Aim.
Reproduce all of the data exactly, with no line skipped.

Input rows.
________
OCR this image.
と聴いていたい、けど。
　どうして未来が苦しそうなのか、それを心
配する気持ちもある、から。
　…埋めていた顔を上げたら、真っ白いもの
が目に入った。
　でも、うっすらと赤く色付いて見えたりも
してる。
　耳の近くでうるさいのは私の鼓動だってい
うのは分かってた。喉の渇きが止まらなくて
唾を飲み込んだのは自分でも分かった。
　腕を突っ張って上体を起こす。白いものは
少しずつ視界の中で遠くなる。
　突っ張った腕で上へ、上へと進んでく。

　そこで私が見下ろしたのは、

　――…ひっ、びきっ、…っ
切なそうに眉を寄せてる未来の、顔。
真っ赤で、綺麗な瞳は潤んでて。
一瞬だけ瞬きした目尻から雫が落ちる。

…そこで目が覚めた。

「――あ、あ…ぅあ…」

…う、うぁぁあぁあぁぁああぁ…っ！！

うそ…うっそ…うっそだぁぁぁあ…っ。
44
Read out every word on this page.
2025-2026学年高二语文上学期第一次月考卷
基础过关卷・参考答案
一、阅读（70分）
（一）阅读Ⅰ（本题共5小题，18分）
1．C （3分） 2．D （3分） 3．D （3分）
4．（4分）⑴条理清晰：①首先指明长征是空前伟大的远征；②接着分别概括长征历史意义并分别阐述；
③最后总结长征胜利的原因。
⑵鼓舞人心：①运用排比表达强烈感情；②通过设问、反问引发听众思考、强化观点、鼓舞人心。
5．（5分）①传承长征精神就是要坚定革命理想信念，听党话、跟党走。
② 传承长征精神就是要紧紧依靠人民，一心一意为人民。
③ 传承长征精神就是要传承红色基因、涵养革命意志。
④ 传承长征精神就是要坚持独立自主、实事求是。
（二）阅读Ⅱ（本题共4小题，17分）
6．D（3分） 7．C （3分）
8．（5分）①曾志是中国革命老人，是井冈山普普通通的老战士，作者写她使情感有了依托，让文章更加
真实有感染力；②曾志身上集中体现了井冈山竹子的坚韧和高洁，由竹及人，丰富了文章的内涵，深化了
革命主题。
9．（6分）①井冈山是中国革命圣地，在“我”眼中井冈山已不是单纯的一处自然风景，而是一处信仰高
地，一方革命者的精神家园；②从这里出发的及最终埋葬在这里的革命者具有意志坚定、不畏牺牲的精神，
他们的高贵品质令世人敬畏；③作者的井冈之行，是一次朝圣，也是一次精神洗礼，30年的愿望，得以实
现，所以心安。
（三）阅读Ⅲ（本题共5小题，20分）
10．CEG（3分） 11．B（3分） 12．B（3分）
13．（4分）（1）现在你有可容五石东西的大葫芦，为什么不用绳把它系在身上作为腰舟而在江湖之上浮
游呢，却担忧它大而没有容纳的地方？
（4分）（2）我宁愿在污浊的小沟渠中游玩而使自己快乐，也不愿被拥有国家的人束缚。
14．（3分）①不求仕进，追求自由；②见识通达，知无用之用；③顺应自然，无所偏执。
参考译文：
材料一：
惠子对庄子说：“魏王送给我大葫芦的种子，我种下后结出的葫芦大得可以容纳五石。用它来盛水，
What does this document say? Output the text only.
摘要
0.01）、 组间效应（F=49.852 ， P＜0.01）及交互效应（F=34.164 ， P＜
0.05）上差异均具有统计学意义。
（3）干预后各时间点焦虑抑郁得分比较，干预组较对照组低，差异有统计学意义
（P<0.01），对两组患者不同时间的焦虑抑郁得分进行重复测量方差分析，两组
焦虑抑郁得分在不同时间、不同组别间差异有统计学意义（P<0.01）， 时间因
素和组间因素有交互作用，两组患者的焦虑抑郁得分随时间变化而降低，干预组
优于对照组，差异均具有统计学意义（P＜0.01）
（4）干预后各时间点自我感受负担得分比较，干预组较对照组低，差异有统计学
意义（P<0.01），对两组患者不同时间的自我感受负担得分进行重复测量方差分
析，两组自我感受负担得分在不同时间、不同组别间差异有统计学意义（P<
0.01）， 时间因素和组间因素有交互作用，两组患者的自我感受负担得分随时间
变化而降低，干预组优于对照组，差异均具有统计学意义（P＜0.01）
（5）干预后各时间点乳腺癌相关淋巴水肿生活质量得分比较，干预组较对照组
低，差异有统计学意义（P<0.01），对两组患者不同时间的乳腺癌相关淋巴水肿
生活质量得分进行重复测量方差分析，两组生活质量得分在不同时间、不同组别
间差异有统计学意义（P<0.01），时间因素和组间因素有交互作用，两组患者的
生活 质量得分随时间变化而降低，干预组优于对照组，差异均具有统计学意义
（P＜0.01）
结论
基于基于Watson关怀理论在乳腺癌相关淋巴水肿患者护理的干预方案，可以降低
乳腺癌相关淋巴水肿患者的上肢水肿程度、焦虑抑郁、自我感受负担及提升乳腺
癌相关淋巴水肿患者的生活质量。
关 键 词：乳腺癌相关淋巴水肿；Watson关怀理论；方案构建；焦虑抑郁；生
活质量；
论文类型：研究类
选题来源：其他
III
________
Answer for the task.
OCR this image.
と聴いていたい、けど。
　どうして未来が苦しそうなのか、それを心
配する気持ちもある、から。
　…埋めていた顔を上げたら、真っ白いもの
が目に入った。
　でも、うっすらと赤く色付いて見えたりも
してる。
　耳の近くでうるさいのは私の鼓動だってい
うのは分かってた。喉の渇きが止まらなくて
唾を飲み込んだのは自分でも分かった。
　腕を突っ張って上体を起こす。白いものは
少しずつ視界の中で遠くなる。
　突っ張った腕で上へ、上へと進んでく。

　そこで私が見下ろしたのは、

　――…ひっ、びきっ、…っ
切なそうに眉を寄せてる未来の、顔。
真っ赤で、綺麗な瞳は潤んでて。
一瞬だけ瞬きした目尻から雫が落ちる。

…そこで目が覚めた。

「――あ、あ…ぅあ…」

…う、うぁぁあぁあぁぁああぁ…っ！！

うそ…うっそ…うっそだぁぁぁあ…っ。
44
Read out every word on this page.
2025-2026学年高二语文上学期第一次月考卷
基础过关卷・参考答案
一、阅读（70分）
（一）阅读Ⅰ（本题共5小题，18分）
1．C （3分） 2．D （3分） 3．D （3分）
4．（4分）⑴条理清晰：①首先指明长征是空前伟大的远征；②接着分别概括长征历史意义并分别阐述；
③最后总结长征胜利的原因。
⑵鼓舞人心：①运用排比表达强烈感情；②通过设问、反问引发听众思考、强化观点、鼓舞人心。
5．（5分）①传承长征精神就是要坚定革命理想信念，听党话、跟党走。
② 传承长征精神就是要紧紧依靠人民，一心一意为人民。
③ 传承长征精神就是要传承红色基因、涵养革命意志。
④ 传承长征精神就是要坚持独立自主、实事求是。
（二）阅读Ⅱ（本题共4小题，17分）
6．D（3分） 7．C （3分）
8．（5分）①曾志是中国革命老人，是井冈山普普通通的老战士，作者写她使情感有了依托，让文章更加
真实有感染力；②曾志身上集中体现了井冈山竹子的坚韧和高洁，由竹及人，丰富了文章的内涵，深化了
革命主题。
9．（6分）①井冈山是中国革命圣地，在“我”眼中井冈山已不是单纯的一处自然风景，而是一处信仰高
地，一方革命者的精神家园；②从这里出发的及最终埋葬在这里的革命者具有意志坚定、不畏牺牲的精神，
他们的高贵品质令世人敬畏；③作者的井冈之行，是一次朝圣，也是一次精神洗礼，30年的愿望，得以实
现，所以心安。
（三）阅读Ⅲ（本题共5小题，20分）
10．CEG（3分） 11．B（3分） 12．B（3分）
13．（4分）（1）现在你有可容五石东西的大葫芦，为什么不用绳把它系在身上作为腰舟而在江湖之上浮
游呢，却担忧它大而没有容纳的地方？
（4分）（2）我宁愿在污浊的小沟渠中游玩而使自己快乐，也不愿被拥有国家的人束缚。
14．（3分）①不求仕进，追求自由；②见识通达，知无用之用；③顺应自然，无所偏执。
参考译文：
材料一：
惠子对庄子说：“魏王送给我大葫芦的种子，我种下后结出的葫芦大得可以容纳五石。用它来盛水，
What does this document say? Output the text only.
摘要
0.01）、 组间效应（F=49.852 ， P＜0.01）及交互效应（F=34.164 ， P＜
0.05）上差异均具有统计学意义。
（3）干预后各时间点焦虑抑郁得分比较，干预组较对照组低，差异有统计学意义
（P<0.01），对两组患者不同时间的焦虑抑郁得分进行重复测量方差分析，两组
焦虑抑郁得分在不同时间、不同组别间差异有统计学意义（P<0.01）， 时间因
素和组间因素有交互作用，两组患者的焦虑抑郁得分随时间变化而降低，干预组
优于对照组，差异均具有统计学意义（P＜0.01）
（4）干预后各时间点自我感受负担得分比较，干预组较对照组低，差异有统计学
意义（P<0.01），对两组患者不同时间的自我感受负担得分进行重复测量方差分
析，两组自我感受负担得分在不同时间、不同组别间差异有统计学意义（P<
0.01）， 时间因素和组间因素有交互作用，两组患者的自我感受负担得分随时间
变化而降低，干预组优于对照组，差异均具有统计学意义（P＜0.01）
（5）干预后各时间点乳腺癌相关淋巴水肿生活质量得分比较，干预组较对照组
低，差异有统计学意义（P<0.01），对两组患者不同时间的乳腺癌相关淋巴水肿
生活质量得分进行重复测量方差分析，两组生活质量得分在不同时间、不同组别
间差异有统计学意义（P<0.01），时间因素和组间因素有交互作用，两组患者的
生活 质量得分随时间变化而降低，干预组优于对照组，差异均具有统计学意义
（P＜0.01）
结论
基于基于Watson关怀理论在乳腺癌相关淋巴水肿患者护理的干预方案，可以降低
乳腺癌相关淋巴水肿患者的上肢水肿程度、焦虑抑郁、自我感受负担及提升乳腺
癌相关淋巴水肿患者的生活质量。
关 键 词：乳腺癌相关淋巴水肿；Watson关怀理论；方案构建；焦虑抑郁；生
活质量；
论文类型：研究类
选题来源：其他
III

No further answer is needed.